* Task instructions: Find all lines in the records that include the word "Andere", and copy them out.

[Stored data]
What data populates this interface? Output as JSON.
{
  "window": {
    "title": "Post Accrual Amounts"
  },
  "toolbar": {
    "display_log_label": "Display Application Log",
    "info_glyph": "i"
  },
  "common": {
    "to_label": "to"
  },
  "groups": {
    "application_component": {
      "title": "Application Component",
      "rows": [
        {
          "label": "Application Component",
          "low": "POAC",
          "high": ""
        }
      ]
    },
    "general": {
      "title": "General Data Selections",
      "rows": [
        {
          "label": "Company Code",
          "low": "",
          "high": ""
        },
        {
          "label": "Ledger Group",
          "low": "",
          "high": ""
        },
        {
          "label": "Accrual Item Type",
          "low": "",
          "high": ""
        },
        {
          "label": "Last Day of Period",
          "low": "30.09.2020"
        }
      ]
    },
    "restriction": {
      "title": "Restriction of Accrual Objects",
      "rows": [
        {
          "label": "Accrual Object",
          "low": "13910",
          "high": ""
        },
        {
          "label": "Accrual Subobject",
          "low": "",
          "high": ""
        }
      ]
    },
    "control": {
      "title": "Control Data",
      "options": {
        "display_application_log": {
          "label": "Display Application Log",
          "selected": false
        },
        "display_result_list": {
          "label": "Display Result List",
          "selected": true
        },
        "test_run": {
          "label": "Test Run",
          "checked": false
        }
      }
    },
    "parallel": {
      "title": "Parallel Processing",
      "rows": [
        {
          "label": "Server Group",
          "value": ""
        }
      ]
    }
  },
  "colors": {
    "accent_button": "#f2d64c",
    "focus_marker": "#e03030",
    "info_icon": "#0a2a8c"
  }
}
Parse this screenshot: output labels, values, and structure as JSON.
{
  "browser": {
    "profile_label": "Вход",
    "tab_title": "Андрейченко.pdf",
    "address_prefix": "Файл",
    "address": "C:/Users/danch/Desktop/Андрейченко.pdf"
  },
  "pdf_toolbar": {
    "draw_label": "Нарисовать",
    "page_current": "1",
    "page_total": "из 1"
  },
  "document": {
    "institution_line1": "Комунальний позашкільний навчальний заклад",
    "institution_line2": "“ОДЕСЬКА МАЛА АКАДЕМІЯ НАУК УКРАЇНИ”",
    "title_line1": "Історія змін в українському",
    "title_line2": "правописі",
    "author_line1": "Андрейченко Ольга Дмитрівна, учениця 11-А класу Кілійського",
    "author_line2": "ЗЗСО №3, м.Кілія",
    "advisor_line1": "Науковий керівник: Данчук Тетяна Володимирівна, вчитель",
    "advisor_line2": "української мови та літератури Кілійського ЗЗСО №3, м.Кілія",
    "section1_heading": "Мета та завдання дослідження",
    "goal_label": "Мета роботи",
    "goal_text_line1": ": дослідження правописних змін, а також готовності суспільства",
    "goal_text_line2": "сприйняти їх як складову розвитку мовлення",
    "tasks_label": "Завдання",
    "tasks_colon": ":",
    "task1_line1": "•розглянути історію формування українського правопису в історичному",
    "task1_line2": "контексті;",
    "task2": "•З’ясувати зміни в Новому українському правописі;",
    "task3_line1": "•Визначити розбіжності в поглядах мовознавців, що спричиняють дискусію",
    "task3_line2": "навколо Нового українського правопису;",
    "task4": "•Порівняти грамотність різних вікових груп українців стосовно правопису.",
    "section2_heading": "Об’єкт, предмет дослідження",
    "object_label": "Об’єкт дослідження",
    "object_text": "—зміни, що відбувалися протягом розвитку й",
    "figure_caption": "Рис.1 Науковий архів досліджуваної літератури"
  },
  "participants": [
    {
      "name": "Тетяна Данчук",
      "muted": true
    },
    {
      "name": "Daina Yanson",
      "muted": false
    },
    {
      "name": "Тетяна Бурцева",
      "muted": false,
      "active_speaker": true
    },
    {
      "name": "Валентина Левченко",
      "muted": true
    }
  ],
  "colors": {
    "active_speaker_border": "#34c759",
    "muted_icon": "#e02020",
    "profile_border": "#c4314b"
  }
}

...

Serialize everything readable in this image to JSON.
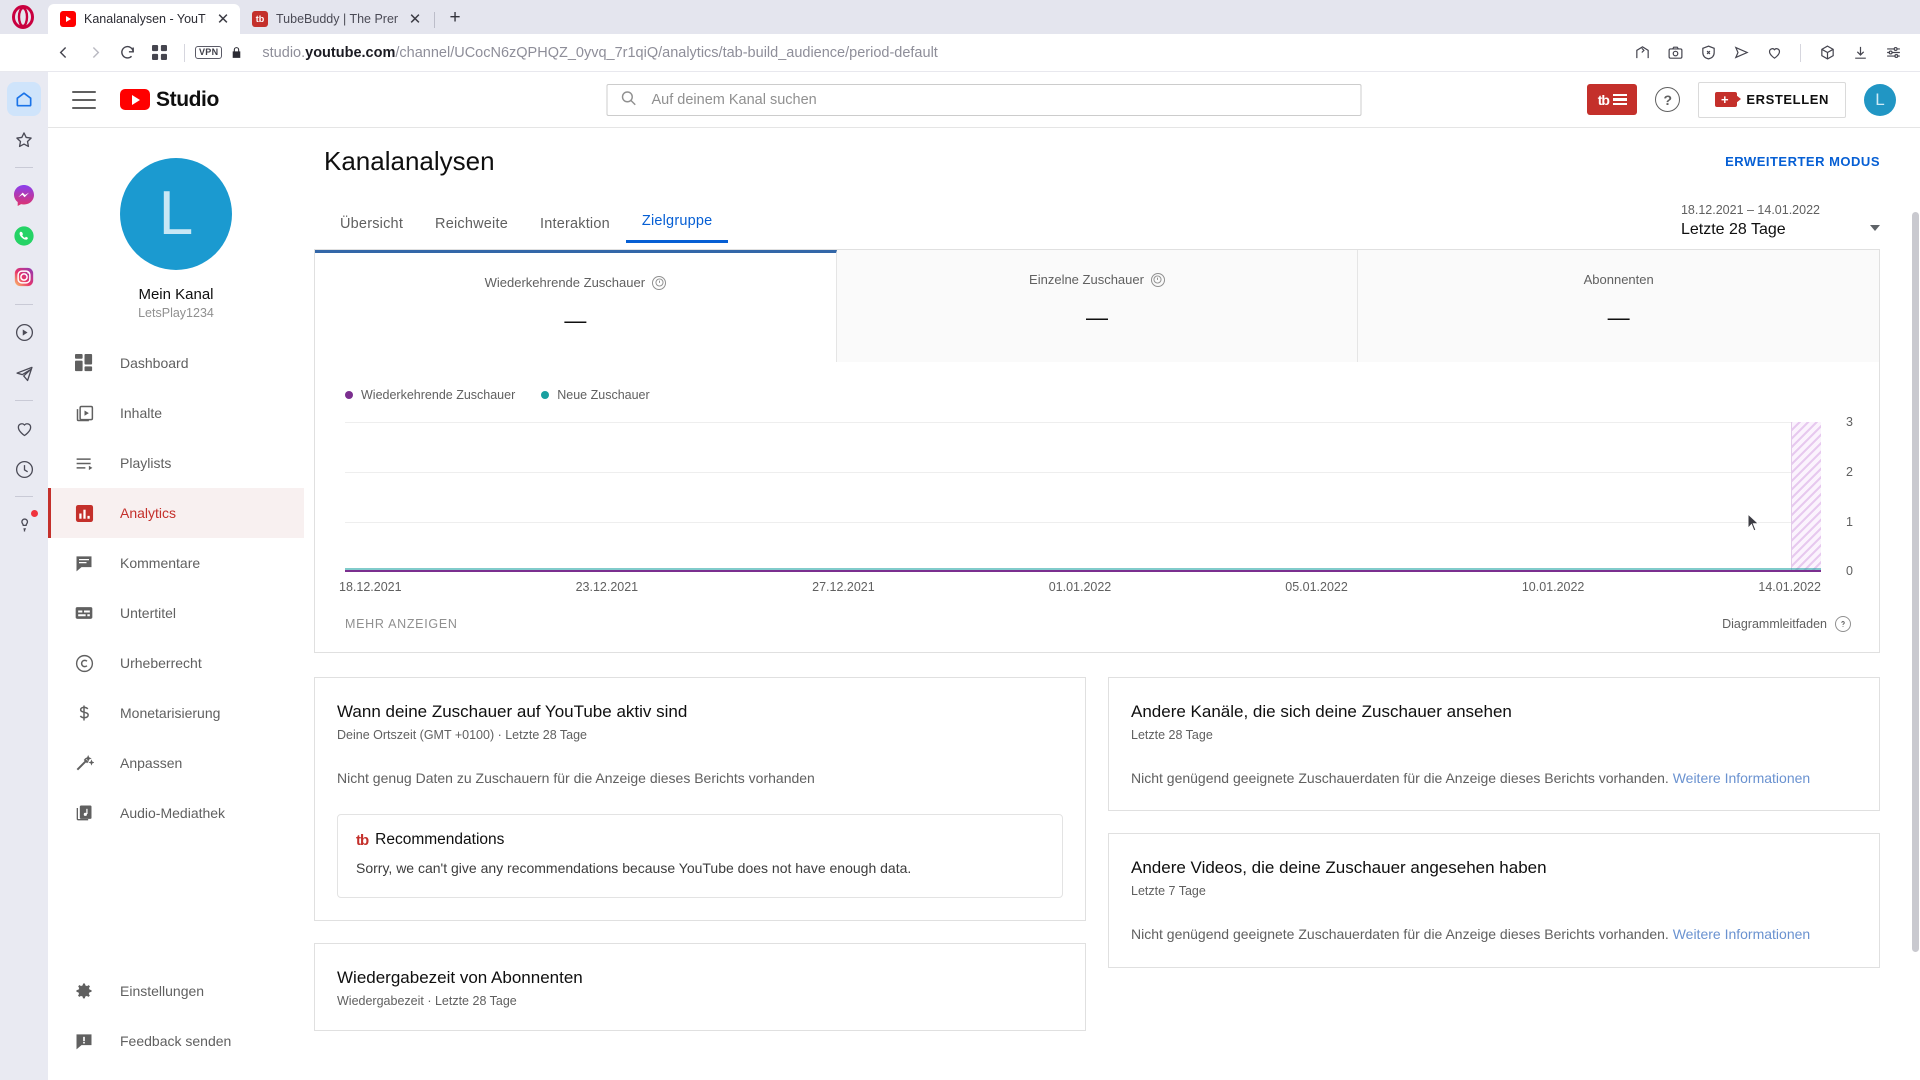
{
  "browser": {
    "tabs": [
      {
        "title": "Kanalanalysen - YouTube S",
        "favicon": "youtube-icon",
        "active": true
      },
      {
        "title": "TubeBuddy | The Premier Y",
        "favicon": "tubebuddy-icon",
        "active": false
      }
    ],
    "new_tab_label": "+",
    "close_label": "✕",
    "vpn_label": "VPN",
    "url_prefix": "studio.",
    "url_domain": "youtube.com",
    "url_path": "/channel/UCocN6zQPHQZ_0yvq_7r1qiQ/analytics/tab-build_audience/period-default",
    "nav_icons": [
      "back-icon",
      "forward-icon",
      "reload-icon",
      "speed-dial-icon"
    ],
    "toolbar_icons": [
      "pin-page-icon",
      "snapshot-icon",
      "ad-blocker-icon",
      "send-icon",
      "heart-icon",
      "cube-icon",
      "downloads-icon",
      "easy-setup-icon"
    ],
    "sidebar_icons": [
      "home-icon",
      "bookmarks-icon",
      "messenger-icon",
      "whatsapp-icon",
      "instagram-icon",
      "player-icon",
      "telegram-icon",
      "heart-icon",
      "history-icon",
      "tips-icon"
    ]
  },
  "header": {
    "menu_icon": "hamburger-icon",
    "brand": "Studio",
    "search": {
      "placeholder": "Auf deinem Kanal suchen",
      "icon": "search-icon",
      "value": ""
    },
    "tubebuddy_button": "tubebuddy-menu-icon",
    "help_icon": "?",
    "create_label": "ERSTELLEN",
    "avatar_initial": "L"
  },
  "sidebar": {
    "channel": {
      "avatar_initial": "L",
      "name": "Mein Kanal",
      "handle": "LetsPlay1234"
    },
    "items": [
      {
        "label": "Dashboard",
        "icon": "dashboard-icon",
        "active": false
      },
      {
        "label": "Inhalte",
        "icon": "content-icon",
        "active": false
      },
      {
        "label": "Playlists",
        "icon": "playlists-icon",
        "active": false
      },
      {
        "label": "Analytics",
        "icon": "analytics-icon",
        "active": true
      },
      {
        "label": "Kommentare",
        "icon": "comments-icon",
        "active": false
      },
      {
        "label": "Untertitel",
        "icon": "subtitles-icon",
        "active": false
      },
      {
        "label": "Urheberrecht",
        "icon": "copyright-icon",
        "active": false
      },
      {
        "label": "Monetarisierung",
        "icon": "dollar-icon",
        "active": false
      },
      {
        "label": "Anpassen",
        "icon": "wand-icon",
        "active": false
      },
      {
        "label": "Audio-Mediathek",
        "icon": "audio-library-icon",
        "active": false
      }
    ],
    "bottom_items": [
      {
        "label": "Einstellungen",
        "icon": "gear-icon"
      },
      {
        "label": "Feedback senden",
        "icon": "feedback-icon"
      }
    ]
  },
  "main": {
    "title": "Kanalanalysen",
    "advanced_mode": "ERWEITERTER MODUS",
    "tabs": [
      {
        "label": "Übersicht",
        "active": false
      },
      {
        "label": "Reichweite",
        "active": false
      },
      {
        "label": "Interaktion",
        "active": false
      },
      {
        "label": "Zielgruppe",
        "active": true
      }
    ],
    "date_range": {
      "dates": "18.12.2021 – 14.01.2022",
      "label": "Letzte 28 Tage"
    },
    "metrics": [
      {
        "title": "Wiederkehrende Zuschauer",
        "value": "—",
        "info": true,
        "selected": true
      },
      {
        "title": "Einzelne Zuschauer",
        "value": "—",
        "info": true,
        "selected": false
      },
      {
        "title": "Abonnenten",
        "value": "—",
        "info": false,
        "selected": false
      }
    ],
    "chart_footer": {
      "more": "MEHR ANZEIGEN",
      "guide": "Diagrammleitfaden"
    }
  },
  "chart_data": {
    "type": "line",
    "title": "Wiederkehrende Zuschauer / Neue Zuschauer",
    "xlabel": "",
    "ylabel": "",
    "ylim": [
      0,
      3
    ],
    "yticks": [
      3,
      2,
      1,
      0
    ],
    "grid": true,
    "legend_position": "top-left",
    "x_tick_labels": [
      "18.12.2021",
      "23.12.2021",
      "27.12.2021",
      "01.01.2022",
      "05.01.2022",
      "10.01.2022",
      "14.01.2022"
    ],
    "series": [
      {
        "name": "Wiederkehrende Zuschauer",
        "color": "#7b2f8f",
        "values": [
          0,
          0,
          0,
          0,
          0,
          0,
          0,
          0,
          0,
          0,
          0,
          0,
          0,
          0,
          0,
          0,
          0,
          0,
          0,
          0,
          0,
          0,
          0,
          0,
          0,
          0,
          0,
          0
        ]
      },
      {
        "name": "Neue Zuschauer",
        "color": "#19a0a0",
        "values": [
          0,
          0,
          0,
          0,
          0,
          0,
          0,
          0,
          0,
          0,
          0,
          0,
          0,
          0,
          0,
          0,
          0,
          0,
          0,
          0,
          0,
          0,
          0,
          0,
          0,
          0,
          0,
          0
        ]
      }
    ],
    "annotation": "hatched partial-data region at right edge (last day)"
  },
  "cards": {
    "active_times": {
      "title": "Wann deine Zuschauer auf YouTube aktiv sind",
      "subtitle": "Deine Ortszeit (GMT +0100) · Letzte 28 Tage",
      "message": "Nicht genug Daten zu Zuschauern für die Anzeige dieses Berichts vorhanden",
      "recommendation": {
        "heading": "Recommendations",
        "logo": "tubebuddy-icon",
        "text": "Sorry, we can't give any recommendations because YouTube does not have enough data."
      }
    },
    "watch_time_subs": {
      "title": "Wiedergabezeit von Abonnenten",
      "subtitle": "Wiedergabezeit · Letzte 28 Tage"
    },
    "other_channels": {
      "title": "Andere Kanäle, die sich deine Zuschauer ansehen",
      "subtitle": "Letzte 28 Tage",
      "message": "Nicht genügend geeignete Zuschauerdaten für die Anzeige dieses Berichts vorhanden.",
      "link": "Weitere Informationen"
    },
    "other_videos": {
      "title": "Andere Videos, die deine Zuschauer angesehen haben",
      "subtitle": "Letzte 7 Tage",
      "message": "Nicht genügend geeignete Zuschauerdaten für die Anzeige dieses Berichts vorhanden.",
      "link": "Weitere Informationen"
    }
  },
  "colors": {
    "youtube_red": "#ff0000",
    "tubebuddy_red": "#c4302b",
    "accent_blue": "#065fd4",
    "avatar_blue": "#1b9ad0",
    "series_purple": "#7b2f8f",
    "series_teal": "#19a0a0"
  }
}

* * *

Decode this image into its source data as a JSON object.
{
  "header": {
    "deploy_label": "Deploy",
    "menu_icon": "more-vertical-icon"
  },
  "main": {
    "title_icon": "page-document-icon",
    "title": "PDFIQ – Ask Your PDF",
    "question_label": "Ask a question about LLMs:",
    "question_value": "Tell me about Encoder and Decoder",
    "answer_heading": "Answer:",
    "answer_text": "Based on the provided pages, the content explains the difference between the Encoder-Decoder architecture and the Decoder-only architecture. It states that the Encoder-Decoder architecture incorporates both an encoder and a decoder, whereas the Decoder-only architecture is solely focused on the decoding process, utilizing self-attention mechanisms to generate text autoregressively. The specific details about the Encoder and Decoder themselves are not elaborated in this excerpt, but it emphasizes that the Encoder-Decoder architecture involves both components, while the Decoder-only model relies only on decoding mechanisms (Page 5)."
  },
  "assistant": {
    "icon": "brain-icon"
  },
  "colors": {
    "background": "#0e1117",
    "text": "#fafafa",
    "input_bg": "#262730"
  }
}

* Exercise response:
      "title": "Andere Kanäle, die sich deine Zuschauer ansehen",
      "title": "Andere Videos, die deine Zuschauer angesehen haben",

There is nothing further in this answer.